## What is asked
How many lines in these records hold the string "pasigirs"? Reply with the number alone.

## Saved data entries
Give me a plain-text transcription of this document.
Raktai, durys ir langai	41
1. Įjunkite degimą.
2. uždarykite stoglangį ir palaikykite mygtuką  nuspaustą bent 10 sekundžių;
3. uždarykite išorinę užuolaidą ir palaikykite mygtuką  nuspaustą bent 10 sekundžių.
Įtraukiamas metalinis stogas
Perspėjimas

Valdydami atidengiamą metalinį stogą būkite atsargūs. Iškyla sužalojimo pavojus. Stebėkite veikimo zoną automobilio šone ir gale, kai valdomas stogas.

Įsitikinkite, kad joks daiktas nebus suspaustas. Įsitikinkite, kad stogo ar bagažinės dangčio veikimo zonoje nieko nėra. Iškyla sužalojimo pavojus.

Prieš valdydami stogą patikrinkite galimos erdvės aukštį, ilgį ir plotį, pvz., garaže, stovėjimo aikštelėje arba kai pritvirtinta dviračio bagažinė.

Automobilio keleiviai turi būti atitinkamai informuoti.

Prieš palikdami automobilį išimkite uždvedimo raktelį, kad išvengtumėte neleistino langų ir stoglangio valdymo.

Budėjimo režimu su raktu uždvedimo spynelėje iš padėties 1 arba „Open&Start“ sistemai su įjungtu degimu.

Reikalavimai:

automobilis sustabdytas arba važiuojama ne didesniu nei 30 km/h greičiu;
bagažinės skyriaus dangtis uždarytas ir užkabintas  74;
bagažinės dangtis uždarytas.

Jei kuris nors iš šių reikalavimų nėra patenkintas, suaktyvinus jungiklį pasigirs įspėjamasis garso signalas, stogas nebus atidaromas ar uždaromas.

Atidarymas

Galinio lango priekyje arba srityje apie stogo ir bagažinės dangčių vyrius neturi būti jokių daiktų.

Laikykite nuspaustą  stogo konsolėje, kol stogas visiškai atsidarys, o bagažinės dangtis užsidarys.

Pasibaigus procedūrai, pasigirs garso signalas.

## Answer
2